The request -> Pull out every line below holding the word "JSON".

Material for this task ->
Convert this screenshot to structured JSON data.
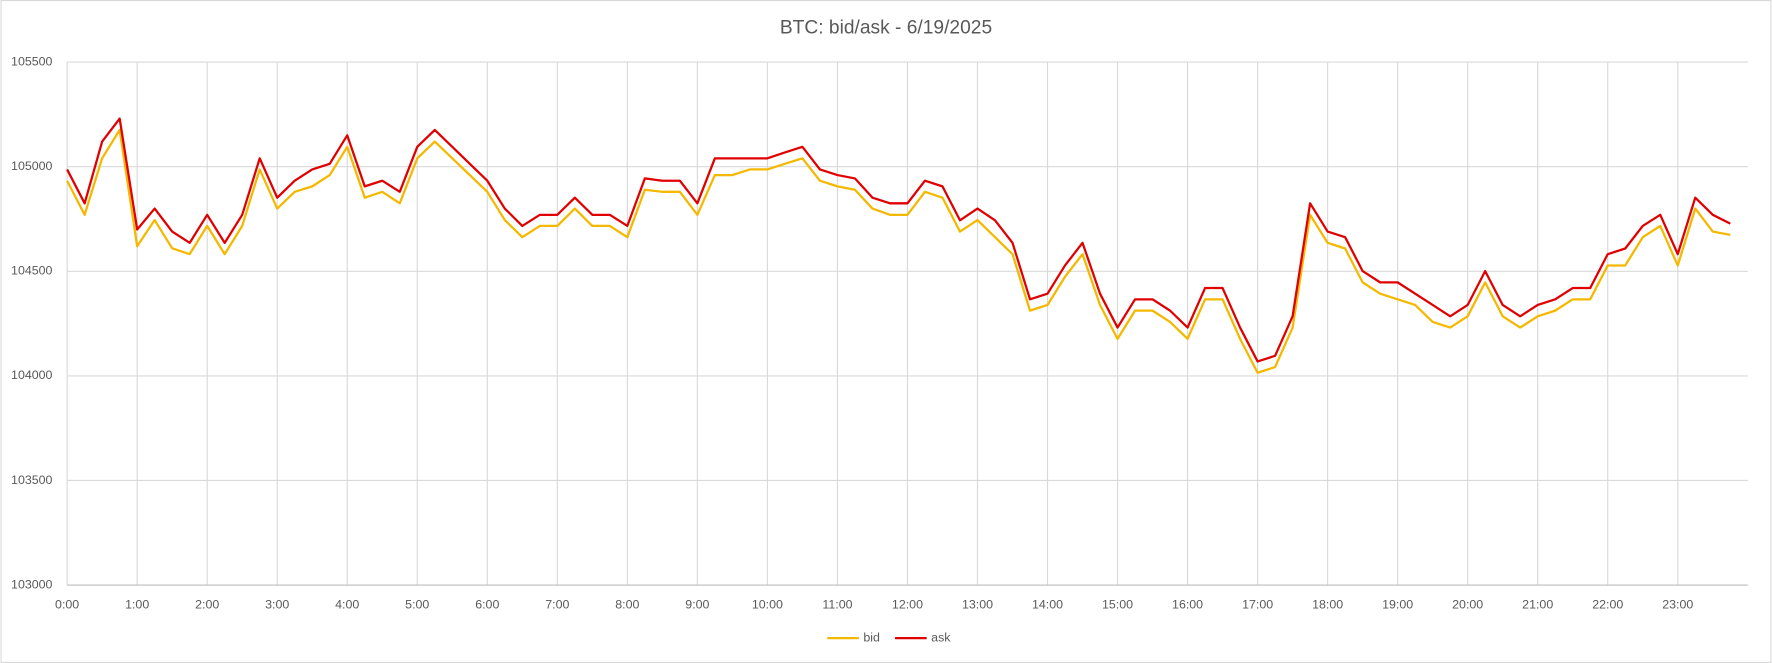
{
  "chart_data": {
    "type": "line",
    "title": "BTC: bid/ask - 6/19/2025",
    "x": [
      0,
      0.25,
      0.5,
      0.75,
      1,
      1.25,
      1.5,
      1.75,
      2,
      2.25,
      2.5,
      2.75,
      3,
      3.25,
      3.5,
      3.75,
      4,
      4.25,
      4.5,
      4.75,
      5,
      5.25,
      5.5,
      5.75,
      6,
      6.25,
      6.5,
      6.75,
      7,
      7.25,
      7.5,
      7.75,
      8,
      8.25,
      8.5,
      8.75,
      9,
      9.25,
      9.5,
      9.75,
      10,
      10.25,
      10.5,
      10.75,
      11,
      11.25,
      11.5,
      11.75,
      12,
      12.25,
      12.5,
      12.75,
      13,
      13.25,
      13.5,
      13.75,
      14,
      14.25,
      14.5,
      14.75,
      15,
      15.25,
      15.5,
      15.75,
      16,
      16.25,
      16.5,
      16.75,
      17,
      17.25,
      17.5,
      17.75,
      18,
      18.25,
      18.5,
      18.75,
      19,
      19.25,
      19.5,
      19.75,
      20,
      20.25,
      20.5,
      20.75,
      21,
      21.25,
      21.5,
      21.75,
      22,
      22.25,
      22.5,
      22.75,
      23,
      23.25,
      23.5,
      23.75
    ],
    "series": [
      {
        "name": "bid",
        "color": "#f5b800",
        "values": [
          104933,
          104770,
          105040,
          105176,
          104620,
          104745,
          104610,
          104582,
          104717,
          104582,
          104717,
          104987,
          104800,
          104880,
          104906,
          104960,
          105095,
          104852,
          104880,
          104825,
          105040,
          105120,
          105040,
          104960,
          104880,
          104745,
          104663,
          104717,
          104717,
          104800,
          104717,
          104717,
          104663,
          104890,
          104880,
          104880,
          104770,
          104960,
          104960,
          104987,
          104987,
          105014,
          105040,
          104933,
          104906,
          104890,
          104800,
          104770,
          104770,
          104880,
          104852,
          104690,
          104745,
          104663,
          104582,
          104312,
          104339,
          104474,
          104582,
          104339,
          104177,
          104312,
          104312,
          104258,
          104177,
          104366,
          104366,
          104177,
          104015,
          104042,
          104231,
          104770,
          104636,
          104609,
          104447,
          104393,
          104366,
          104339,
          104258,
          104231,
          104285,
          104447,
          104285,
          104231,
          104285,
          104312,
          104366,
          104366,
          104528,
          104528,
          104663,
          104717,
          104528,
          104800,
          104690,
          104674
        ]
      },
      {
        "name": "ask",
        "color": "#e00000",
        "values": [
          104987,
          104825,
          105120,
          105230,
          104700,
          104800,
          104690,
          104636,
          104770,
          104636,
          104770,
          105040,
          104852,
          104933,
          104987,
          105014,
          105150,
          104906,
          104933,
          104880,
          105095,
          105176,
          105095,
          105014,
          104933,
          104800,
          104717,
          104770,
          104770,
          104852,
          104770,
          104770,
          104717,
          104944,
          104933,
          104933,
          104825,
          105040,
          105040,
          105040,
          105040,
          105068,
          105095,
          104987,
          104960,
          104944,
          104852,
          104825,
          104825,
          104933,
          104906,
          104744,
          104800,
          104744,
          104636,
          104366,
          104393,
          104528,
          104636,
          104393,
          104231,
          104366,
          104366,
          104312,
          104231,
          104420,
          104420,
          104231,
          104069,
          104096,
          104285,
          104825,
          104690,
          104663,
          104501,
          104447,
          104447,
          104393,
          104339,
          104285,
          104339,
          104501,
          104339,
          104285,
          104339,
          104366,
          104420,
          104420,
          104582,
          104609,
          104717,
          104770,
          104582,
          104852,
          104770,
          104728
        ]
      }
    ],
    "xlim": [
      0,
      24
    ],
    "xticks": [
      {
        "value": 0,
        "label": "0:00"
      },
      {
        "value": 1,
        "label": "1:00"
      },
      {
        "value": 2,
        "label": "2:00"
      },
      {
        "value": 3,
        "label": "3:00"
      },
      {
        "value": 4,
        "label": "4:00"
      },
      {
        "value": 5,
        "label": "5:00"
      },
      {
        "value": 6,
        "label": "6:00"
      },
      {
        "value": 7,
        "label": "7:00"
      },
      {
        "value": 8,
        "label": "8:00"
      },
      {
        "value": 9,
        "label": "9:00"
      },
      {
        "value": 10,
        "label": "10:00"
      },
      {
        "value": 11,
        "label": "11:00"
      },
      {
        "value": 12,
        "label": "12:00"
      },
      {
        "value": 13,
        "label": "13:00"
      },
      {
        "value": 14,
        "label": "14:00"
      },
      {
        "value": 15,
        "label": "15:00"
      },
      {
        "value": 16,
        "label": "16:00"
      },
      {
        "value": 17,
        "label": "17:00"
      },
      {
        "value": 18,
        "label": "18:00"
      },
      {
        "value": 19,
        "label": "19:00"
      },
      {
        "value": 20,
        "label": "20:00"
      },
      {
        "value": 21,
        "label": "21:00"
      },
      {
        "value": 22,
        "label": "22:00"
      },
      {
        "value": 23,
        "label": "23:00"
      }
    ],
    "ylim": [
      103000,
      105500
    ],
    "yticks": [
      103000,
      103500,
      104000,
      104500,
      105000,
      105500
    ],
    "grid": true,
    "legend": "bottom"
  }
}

...

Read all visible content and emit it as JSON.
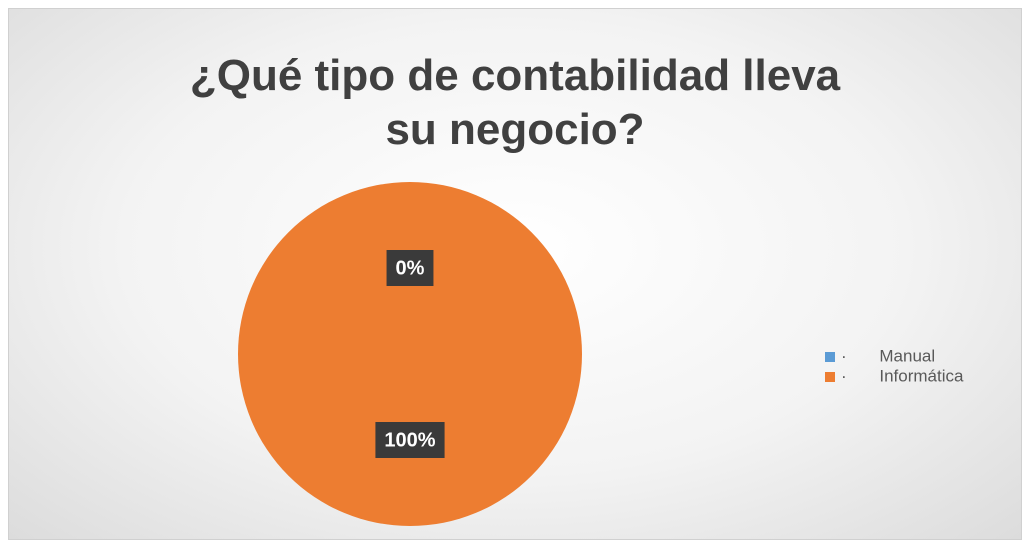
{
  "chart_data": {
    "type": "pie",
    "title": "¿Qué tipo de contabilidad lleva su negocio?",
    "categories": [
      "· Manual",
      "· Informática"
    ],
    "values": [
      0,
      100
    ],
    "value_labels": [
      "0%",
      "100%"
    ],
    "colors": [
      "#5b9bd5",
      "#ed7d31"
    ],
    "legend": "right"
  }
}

The answer ->
Convert this screenshot to structured JSON data.
Read all visible content and emit it as JSON.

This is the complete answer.